### INSTRUCTION
Every line must be returned precisely as it is written.

:::

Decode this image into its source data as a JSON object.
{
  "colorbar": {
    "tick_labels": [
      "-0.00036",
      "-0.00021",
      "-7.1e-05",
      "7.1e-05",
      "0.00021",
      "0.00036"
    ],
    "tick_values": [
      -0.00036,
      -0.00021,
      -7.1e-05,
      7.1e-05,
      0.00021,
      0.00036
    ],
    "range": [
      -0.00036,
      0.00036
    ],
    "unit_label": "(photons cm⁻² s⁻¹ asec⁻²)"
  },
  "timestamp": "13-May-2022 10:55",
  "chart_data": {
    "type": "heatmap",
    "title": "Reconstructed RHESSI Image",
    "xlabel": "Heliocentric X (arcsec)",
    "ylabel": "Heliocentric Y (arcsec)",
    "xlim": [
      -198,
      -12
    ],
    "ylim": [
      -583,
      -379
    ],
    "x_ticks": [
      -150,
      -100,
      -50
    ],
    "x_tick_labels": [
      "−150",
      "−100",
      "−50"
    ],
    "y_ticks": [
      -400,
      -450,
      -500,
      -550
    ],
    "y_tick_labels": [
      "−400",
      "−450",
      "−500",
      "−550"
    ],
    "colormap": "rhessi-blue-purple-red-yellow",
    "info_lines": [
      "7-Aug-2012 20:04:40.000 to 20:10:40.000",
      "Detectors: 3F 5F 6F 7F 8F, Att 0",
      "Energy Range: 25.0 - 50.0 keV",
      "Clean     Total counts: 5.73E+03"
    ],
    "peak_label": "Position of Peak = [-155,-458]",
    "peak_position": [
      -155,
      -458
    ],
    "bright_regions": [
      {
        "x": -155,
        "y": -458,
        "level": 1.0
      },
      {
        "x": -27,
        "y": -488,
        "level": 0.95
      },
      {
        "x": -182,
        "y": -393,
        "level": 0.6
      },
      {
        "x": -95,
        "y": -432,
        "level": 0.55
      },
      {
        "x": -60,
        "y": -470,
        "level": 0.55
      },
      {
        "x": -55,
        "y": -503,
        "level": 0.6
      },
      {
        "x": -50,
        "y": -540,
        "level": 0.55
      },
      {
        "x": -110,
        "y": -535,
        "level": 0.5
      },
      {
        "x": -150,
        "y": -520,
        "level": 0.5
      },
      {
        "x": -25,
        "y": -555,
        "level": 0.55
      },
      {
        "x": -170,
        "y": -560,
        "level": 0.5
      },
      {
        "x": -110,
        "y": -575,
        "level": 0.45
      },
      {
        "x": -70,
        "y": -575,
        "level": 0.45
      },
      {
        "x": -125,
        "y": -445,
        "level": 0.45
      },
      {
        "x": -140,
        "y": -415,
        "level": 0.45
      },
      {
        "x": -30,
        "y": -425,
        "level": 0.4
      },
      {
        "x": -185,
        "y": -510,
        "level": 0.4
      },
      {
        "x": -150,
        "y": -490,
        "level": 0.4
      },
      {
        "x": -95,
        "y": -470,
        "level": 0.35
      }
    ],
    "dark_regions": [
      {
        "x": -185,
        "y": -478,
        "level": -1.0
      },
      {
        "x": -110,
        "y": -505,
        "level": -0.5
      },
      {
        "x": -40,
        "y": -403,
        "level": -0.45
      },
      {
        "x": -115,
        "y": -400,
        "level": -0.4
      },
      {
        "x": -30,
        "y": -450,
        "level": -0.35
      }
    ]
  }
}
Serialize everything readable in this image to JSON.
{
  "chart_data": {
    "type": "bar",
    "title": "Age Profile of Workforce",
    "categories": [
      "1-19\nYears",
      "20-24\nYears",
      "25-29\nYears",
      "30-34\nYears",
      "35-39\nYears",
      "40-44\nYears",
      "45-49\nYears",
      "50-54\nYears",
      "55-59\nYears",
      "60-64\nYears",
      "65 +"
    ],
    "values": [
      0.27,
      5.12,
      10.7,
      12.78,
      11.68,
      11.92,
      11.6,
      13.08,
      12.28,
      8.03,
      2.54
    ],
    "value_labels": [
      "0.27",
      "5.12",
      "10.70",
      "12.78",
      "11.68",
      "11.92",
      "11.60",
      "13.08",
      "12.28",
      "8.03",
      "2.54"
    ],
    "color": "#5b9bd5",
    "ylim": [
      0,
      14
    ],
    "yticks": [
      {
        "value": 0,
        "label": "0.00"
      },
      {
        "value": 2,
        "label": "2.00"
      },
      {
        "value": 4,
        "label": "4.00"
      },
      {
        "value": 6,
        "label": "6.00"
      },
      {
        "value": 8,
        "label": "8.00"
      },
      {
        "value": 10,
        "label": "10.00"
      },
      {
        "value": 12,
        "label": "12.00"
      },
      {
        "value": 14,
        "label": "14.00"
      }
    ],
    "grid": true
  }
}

:::

### EXPECTED ANSWER
Decode this image into its source data as a JSON object.
{
  "colorbar": {
    "tick_labels": [
      "-0.00036",
      "-0.00021",
      "-7.1e-05",
      "7.1e-05",
      "0.00021",
      "0.00036"
    ],
    "tick_values": [
      -0.00036,
      -0.00021,
      -7.1e-05,
      7.1e-05,
      0.00021,
      0.00036
    ],
    "range": [
      -0.00036,
      0.00036
    ],
    "unit_label": "(photons cm⁻² s⁻¹ asec⁻²)"
  },
  "timestamp": "13-May-2022 10:55",
  "chart_data": {
    "type": "heatmap",
    "title": "Reconstructed RHESSI Image",
    "xlabel": "Heliocentric X (arcsec)",
    "ylabel": "Heliocentric Y (arcsec)",
    "xlim": [
      -198,
      -12
    ],
    "ylim": [
      -583,
      -379
    ],
    "x_ticks": [
      -150,
      -100,
      -50
    ],
    "x_tick_labels": [
      "−150",
      "−100",
      "−50"
    ],
    "y_ticks": [
      -400,
      -450,
      -500,
      -550
    ],
    "y_tick_labels": [
      "−400",
      "−450",
      "−500",
      "−550"
    ],
    "colormap": "rhessi-blue-purple-red-yellow",
    "info_lines": [
      "7-Aug-2012 20:04:40.000 to 20:10:40.000",
      "Detectors: 3F 5F 6F 7F 8F, Att 0",
      "Energy Range: 25.0 - 50.0 keV",
      "Clean     Total counts: 5.73E+03"
    ],
    "peak_label": "Position of Peak = [-155,-458]",
    "peak_position": [
      -155,
      -458
    ],
    "bright_regions": [
      {
        "x": -155,
        "y": -458,
        "level": 1.0
      },
      {
        "x": -27,
        "y": -488,
        "level": 0.95
      },
      {
        "x": -182,
        "y": -393,
        "level": 0.6
      },
      {
        "x": -95,
        "y": -432,
        "level": 0.55
      },
      {
        "x": -60,
        "y": -470,
        "level": 0.55
      },
      {
        "x": -55,
        "y": -503,
        "level": 0.6
      },
      {
        "x": -50,
        "y": -540,
        "level": 0.55
      },
      {
        "x": -110,
        "y": -535,
        "level": 0.5
      },
      {
        "x": -150,
        "y": -520,
        "level": 0.5
      },
      {
        "x": -25,
        "y": -555,
        "level": 0.55
      },
      {
        "x": -170,
        "y": -560,
        "level": 0.5
      },
      {
        "x": -110,
        "y": -575,
        "level": 0.45
      },
      {
        "x": -70,
        "y": -575,
        "level": 0.45
      },
      {
        "x": -125,
        "y": -445,
        "level": 0.45
      },
      {
        "x": -140,
        "y": -415,
        "level": 0.45
      },
      {
        "x": -30,
        "y": -425,
        "level": 0.4
      },
      {
        "x": -185,
        "y": -510,
        "level": 0.4
      },
      {
        "x": -150,
        "y": -490,
        "level": 0.4
      },
      {
        "x": -95,
        "y": -470,
        "level": 0.35
      }
    ],
    "dark_regions": [
      {
        "x": -185,
        "y": -478,
        "level": -1.0
      },
      {
        "x": -110,
        "y": -505,
        "level": -0.5
      },
      {
        "x": -40,
        "y": -403,
        "level": -0.45
      },
      {
        "x": -115,
        "y": -400,
        "level": -0.4
      },
      {
        "x": -30,
        "y": -450,
        "level": -0.35
      }
    ]
  }
}
Serialize everything readable in this image to JSON.
{
  "chart_data": {
    "type": "bar",
    "title": "Age Profile of Workforce",
    "categories": [
      "1-19\nYears",
      "20-24\nYears",
      "25-29\nYears",
      "30-34\nYears",
      "35-39\nYears",
      "40-44\nYears",
      "45-49\nYears",
      "50-54\nYears",
      "55-59\nYears",
      "60-64\nYears",
      "65 +"
    ],
    "values": [
      0.27,
      5.12,
      10.7,
      12.78,
      11.68,
      11.92,
      11.6,
      13.08,
      12.28,
      8.03,
      2.54
    ],
    "value_labels": [
      "0.27",
      "5.12",
      "10.70",
      "12.78",
      "11.68",
      "11.92",
      "11.60",
      "13.08",
      "12.28",
      "8.03",
      "2.54"
    ],
    "color": "#5b9bd5",
    "ylim": [
      0,
      14
    ],
    "yticks": [
      {
        "value": 0,
        "label": "0.00"
      },
      {
        "value": 2,
        "label": "2.00"
      },
      {
        "value": 4,
        "label": "4.00"
      },
      {
        "value": 6,
        "label": "6.00"
      },
      {
        "value": 8,
        "label": "8.00"
      },
      {
        "value": 10,
        "label": "10.00"
      },
      {
        "value": 12,
        "label": "12.00"
      },
      {
        "value": 14,
        "label": "14.00"
      }
    ],
    "grid": true
  }
}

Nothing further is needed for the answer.